Figure record extracts

-.-.-

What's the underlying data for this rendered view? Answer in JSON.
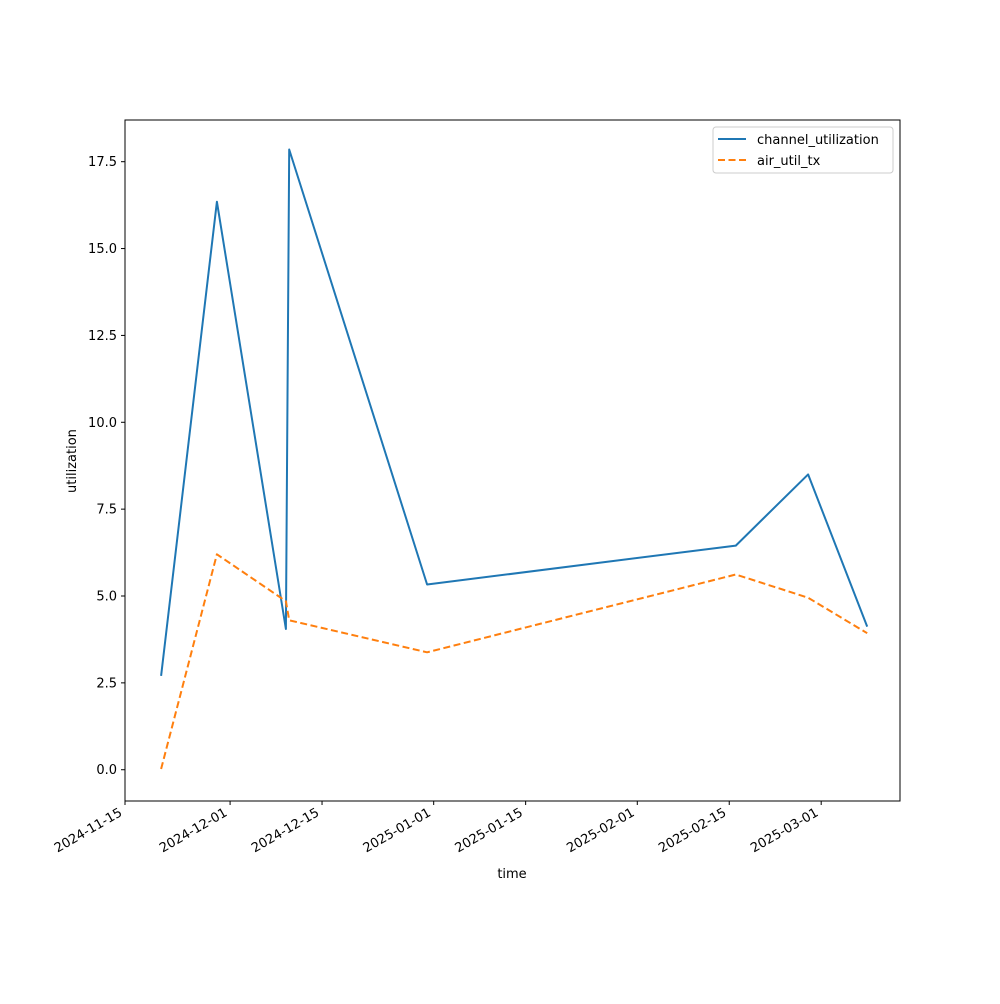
{
  "chart_data": {
    "type": "line",
    "title": "",
    "xlabel": "time",
    "ylabel": "utilization",
    "x_type": "date",
    "xlim": [
      "2024-11-15",
      "2025-03-13"
    ],
    "ylim": [
      -0.9,
      18.7
    ],
    "x_ticks": [
      "2024-11-15",
      "2024-12-01",
      "2024-12-15",
      "2025-01-01",
      "2025-01-15",
      "2025-02-01",
      "2025-02-15",
      "2025-03-01"
    ],
    "y_ticks": [
      0.0,
      2.5,
      5.0,
      7.5,
      10.0,
      12.5,
      15.0,
      17.5
    ],
    "grid": false,
    "legend_position": "upper right",
    "series": [
      {
        "name": "channel_utilization",
        "color": "#1f77b4",
        "style": "solid",
        "points": [
          {
            "x": "2024-11-20T12:00",
            "y": 2.7
          },
          {
            "x": "2024-11-29T00:00",
            "y": 16.35
          },
          {
            "x": "2024-12-09T12:00",
            "y": 4.05
          },
          {
            "x": "2024-12-10T00:00",
            "y": 17.85
          },
          {
            "x": "2024-12-31T00:00",
            "y": 5.33
          },
          {
            "x": "2025-02-16T00:00",
            "y": 6.45
          },
          {
            "x": "2025-02-27T00:00",
            "y": 8.5
          },
          {
            "x": "2025-03-08T00:00",
            "y": 4.12
          }
        ]
      },
      {
        "name": "air_util_tx",
        "color": "#ff7f0e",
        "style": "dashed",
        "points": [
          {
            "x": "2024-11-20T12:00",
            "y": 0.02
          },
          {
            "x": "2024-11-29T00:00",
            "y": 6.2
          },
          {
            "x": "2024-12-09T12:00",
            "y": 4.85
          },
          {
            "x": "2024-12-10T00:00",
            "y": 4.3
          },
          {
            "x": "2024-12-31T00:00",
            "y": 3.38
          },
          {
            "x": "2025-02-16T00:00",
            "y": 5.62
          },
          {
            "x": "2025-02-27T00:00",
            "y": 4.95
          },
          {
            "x": "2025-03-08T00:00",
            "y": 3.93
          }
        ]
      }
    ]
  }
}
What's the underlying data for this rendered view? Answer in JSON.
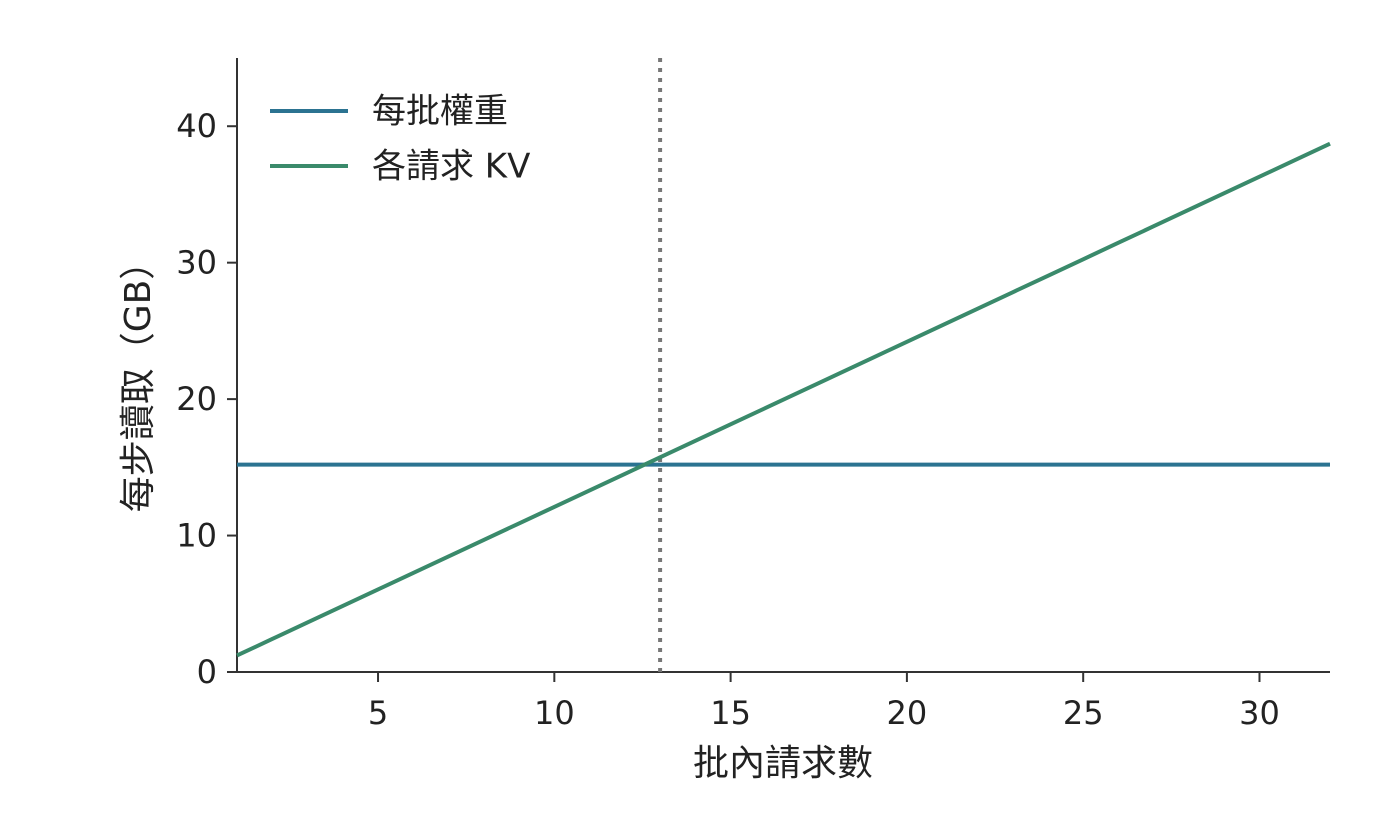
{
  "chart_data": {
    "type": "line",
    "x_label": "批內請求數",
    "y_label": "每步讀取（GB）",
    "x": [
      1,
      2,
      3,
      4,
      5,
      6,
      7,
      8,
      9,
      10,
      11,
      12,
      13,
      14,
      15,
      16,
      17,
      18,
      19,
      20,
      21,
      22,
      23,
      24,
      25,
      26,
      27,
      28,
      29,
      30,
      31,
      32
    ],
    "series": [
      {
        "name": "每批權重",
        "color": "#2b7391",
        "values": [
          15.2,
          15.2,
          15.2,
          15.2,
          15.2,
          15.2,
          15.2,
          15.2,
          15.2,
          15.2,
          15.2,
          15.2,
          15.2,
          15.2,
          15.2,
          15.2,
          15.2,
          15.2,
          15.2,
          15.2,
          15.2,
          15.2,
          15.2,
          15.2,
          15.2,
          15.2,
          15.2,
          15.2,
          15.2,
          15.2,
          15.2,
          15.2
        ]
      },
      {
        "name": "各請求 KV",
        "color": "#3a8a6b",
        "values": [
          1.21,
          2.42,
          3.63,
          4.84,
          6.05,
          7.26,
          8.47,
          9.68,
          10.89,
          12.1,
          13.31,
          14.52,
          15.73,
          16.94,
          18.15,
          19.36,
          20.57,
          21.78,
          22.99,
          24.2,
          25.41,
          26.62,
          27.83,
          29.04,
          30.25,
          31.46,
          32.67,
          33.88,
          35.09,
          36.3,
          37.51,
          38.72
        ]
      }
    ],
    "vline": 13,
    "vline_color": "#777777",
    "xlim": [
      1,
      32
    ],
    "xticks": [
      5,
      10,
      15,
      20,
      25,
      30
    ],
    "ylim": [
      0,
      45
    ],
    "yticks": [
      0,
      10,
      20,
      30,
      40
    ],
    "grid": false,
    "legend": "upper-left"
  }
}
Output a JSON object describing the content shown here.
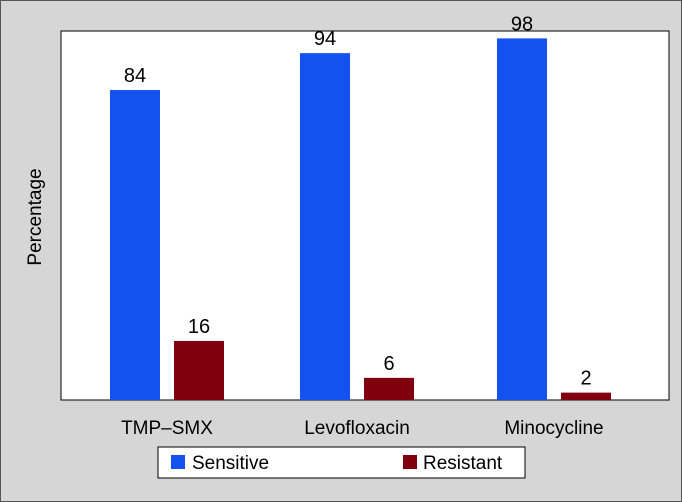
{
  "chart_data": {
    "type": "bar",
    "categories": [
      "TMP–SMX",
      "Levofloxacin",
      "Minocycline"
    ],
    "series": [
      {
        "name": "Sensitive",
        "values": [
          84,
          94,
          98
        ],
        "color": "#1452f0"
      },
      {
        "name": "Resistant",
        "values": [
          16,
          6,
          2
        ],
        "color": "#800010"
      }
    ],
    "title": "",
    "xlabel": "",
    "ylabel": "Percentage",
    "ylim": [
      0,
      100
    ],
    "grid": false,
    "legend_position": "bottom",
    "data_labels": true
  }
}
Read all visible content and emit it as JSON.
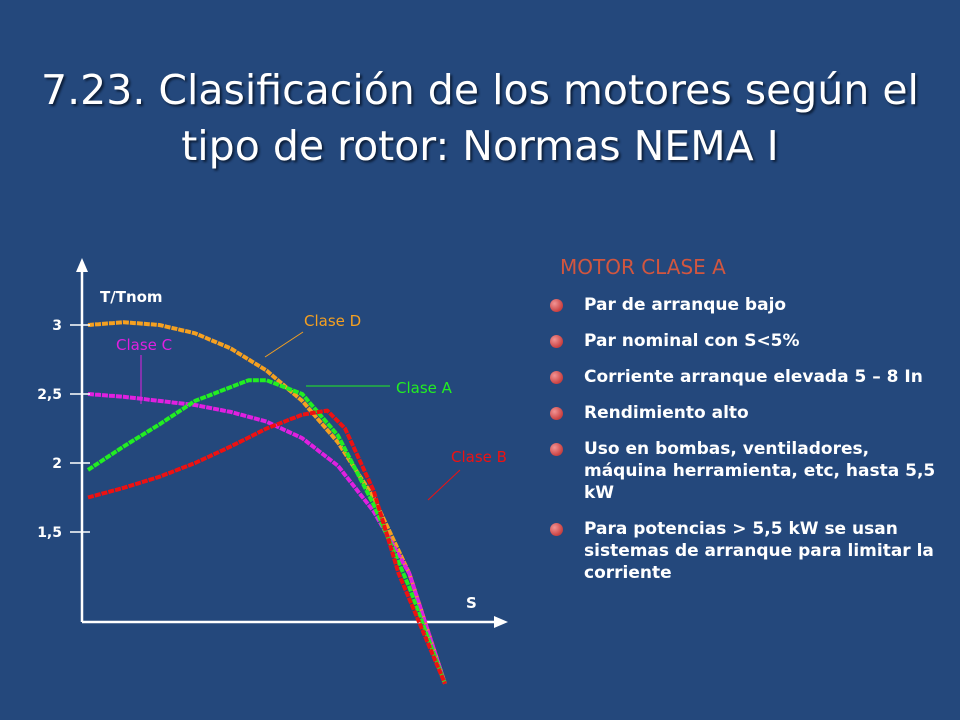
{
  "slide": {
    "title_line1": "7.23. Clasificación de los motores según el",
    "title_line2": "tipo de rotor: Normas NEMA I"
  },
  "motor": {
    "heading": "MOTOR CLASE A",
    "bullets": [
      "Par de arranque bajo",
      "Par nominal con S<5%",
      "Corriente arranque elevada 5 – 8 In",
      "Rendimiento alto",
      "Uso en bombas, ventiladores, máquina herramienta, etc, hasta 5,5 kW",
      "Para potencias > 5,5 kW se usan sistemas de arranque para limitar la corriente"
    ],
    "bullet_color": "#d65555"
  },
  "chart_data": {
    "type": "line",
    "ylabel": "T/Tnom",
    "xlabel": "S",
    "yticks": [
      "3",
      "2,5",
      "2",
      "1,5"
    ],
    "ytick_values": [
      3,
      2.5,
      2,
      1.5
    ],
    "series": [
      {
        "name": "Clase D",
        "color": "#f5a020",
        "points": [
          [
            0,
            3.0
          ],
          [
            0.1,
            3.02
          ],
          [
            0.2,
            3.0
          ],
          [
            0.3,
            2.94
          ],
          [
            0.4,
            2.83
          ],
          [
            0.5,
            2.67
          ],
          [
            0.6,
            2.45
          ],
          [
            0.7,
            2.15
          ],
          [
            0.8,
            1.75
          ],
          [
            0.9,
            1.2
          ],
          [
            1.0,
            0.4
          ]
        ]
      },
      {
        "name": "Clase C",
        "color": "#e020e0",
        "points": [
          [
            0,
            2.5
          ],
          [
            0.1,
            2.48
          ],
          [
            0.2,
            2.45
          ],
          [
            0.3,
            2.42
          ],
          [
            0.4,
            2.37
          ],
          [
            0.5,
            2.3
          ],
          [
            0.6,
            2.18
          ],
          [
            0.7,
            1.98
          ],
          [
            0.8,
            1.65
          ],
          [
            0.9,
            1.2
          ],
          [
            1.0,
            0.4
          ]
        ]
      },
      {
        "name": "Clase A",
        "color": "#22ee22",
        "points": [
          [
            0,
            1.95
          ],
          [
            0.1,
            2.12
          ],
          [
            0.2,
            2.28
          ],
          [
            0.3,
            2.45
          ],
          [
            0.45,
            2.6
          ],
          [
            0.5,
            2.6
          ],
          [
            0.6,
            2.5
          ],
          [
            0.7,
            2.2
          ],
          [
            0.8,
            1.7
          ],
          [
            0.9,
            1.1
          ],
          [
            1.0,
            0.4
          ]
        ]
      },
      {
        "name": "Clase B",
        "color": "#ee1111",
        "points": [
          [
            0,
            1.75
          ],
          [
            0.1,
            1.82
          ],
          [
            0.2,
            1.9
          ],
          [
            0.3,
            2.0
          ],
          [
            0.4,
            2.12
          ],
          [
            0.5,
            2.25
          ],
          [
            0.6,
            2.35
          ],
          [
            0.67,
            2.38
          ],
          [
            0.72,
            2.25
          ],
          [
            0.8,
            1.8
          ],
          [
            0.87,
            1.2
          ],
          [
            1.0,
            0.4
          ]
        ]
      }
    ],
    "annotations": [
      {
        "text": "Clase D",
        "color": "#f5a020"
      },
      {
        "text": "Clase C",
        "color": "#e020e0"
      },
      {
        "text": "Clase A",
        "color": "#22ee22"
      },
      {
        "text": "Clase B",
        "color": "#ee1111"
      }
    ],
    "legend": "none",
    "grid": false
  }
}
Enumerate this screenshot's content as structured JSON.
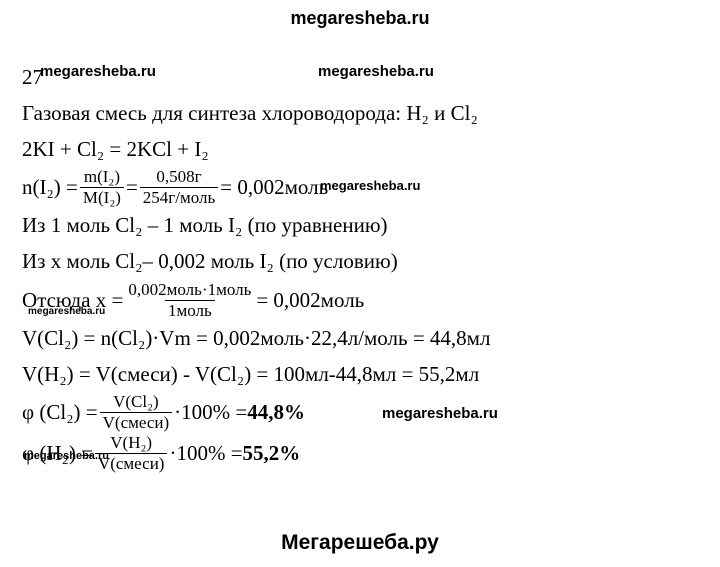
{
  "watermark": {
    "top": "megaresheba.ru",
    "bottom": "Мегарешеба.ру",
    "a": "megaresheba.ru",
    "b": "megaresheba.ru",
    "c": "megaresheba.ru",
    "d": "megaresheba.ru",
    "e": "megaresheba.ru",
    "f": "megaresheba.ru"
  },
  "task_number": "27",
  "line_intro": "Газовая смесь для синтеза хлороводорода: H₂ и Cl₂",
  "equation": "2KI + Cl₂ = 2KCl + I₂",
  "nI2": {
    "lhs": "n(I₂) = ",
    "f1_num": "m(I₂)",
    "f1_den": "M(I₂)",
    "eq1": " = ",
    "f2_num": "0,508г",
    "f2_den": "254г/моль",
    "rhs": " = 0,002моль"
  },
  "ratio1": "Из 1 моль Cl₂ – 1 моль I₂ (по уравнению)",
  "ratio2": "Из x моль Cl₂– 0,002 моль I₂ (по условию)",
  "xline": {
    "lhs": "Отсюда x = ",
    "num": "0,002моль·1моль",
    "den": "1моль",
    "rhs": " = 0,002моль"
  },
  "vcl2": "V(Cl₂) = n(Cl₂)·Vm = 0,002моль·22,4л/моль = 44,8мл",
  "vh2": "V(H₂) = V(смеси) - V(Cl₂) = 100мл-44,8мл = 55,2мл",
  "phi_cl2": {
    "lhs": "φ (Cl₂) = ",
    "num": "V(Cl₂)",
    "den": "V(смеси)",
    "mid": "·100% = ",
    "res": "44,8%"
  },
  "phi_h2": {
    "lhs": "φ (H₂) = ",
    "num": "V(H₂)",
    "den": "V(смеси)",
    "mid": "·100% = ",
    "res": "55,2%"
  }
}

-.-.-

▶ STATED PROBLEM:
Where a line in the material contains "ylabel", copy that line.

▶ RESPONSE TO THE TASK:
    "ylabel": "utilization",
    "ylabel": "Percentage",
    "ylabel": "T/Tnom",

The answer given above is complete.